PROMPT:
Extract every line of the entries and copy each one character for character, in its original order.

GIVEN RECORDS:
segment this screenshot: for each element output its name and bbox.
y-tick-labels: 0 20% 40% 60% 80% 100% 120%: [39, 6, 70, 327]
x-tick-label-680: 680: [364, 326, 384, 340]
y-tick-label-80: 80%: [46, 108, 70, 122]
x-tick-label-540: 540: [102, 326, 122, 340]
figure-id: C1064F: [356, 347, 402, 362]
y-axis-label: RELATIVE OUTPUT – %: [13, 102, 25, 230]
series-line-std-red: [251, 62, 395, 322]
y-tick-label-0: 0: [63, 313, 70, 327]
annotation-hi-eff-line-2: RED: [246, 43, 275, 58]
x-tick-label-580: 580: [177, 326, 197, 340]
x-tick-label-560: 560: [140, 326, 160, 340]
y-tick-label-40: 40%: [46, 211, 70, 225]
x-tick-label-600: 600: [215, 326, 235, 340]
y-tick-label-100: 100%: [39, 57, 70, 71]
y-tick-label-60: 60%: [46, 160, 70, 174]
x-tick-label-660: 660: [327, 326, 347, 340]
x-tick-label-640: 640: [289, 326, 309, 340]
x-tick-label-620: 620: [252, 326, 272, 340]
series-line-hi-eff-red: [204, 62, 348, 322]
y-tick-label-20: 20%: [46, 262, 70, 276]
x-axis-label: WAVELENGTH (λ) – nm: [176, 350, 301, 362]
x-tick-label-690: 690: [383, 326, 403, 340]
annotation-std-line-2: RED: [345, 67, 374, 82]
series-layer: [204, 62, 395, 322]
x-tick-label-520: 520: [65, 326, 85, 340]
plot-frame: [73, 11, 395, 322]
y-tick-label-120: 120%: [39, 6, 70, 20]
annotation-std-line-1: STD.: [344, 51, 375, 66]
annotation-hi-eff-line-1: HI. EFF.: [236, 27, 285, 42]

EXERCISE RESPONSE:
segment this screenshot: for each element output its name and bbox.
y-tick-labels: 0 20% 40% 60% 80% 100% 120%: [39, 6, 70, 327]
x-tick-label-680: 680: [364, 326, 384, 340]
y-tick-label-80: 80%: [46, 108, 70, 122]
x-tick-label-540: 540: [102, 326, 122, 340]
figure-id: C1064F: [356, 347, 402, 362]
y-axis-label: RELATIVE OUTPUT – %: [13, 102, 25, 230]
series-line-std-red: [251, 62, 395, 322]
y-tick-label-0: 0: [63, 313, 70, 327]
annotation-hi-eff-line-2: RED: [246, 43, 275, 58]
x-tick-label-580: 580: [177, 326, 197, 340]
x-tick-label-560: 560: [140, 326, 160, 340]
y-tick-label-40: 40%: [46, 211, 70, 225]
x-tick-label-600: 600: [215, 326, 235, 340]
y-tick-label-100: 100%: [39, 57, 70, 71]
y-tick-label-60: 60%: [46, 160, 70, 174]
x-tick-label-660: 660: [327, 326, 347, 340]
x-tick-label-640: 640: [289, 326, 309, 340]
x-tick-label-620: 620: [252, 326, 272, 340]
series-line-hi-eff-red: [204, 62, 348, 322]
y-tick-label-20: 20%: [46, 262, 70, 276]
x-axis-label: WAVELENGTH (λ) – nm: [176, 350, 301, 362]
x-tick-label-690: 690: [383, 326, 403, 340]
annotation-std-line-2: RED: [345, 67, 374, 82]
series-layer: [204, 62, 395, 322]
x-tick-label-520: 520: [65, 326, 85, 340]
plot-frame: [73, 11, 395, 322]
y-tick-label-120: 120%: [39, 6, 70, 20]
annotation-std-line-1: STD.: [344, 51, 375, 66]
annotation-hi-eff-line-1: HI. EFF.: [236, 27, 285, 42]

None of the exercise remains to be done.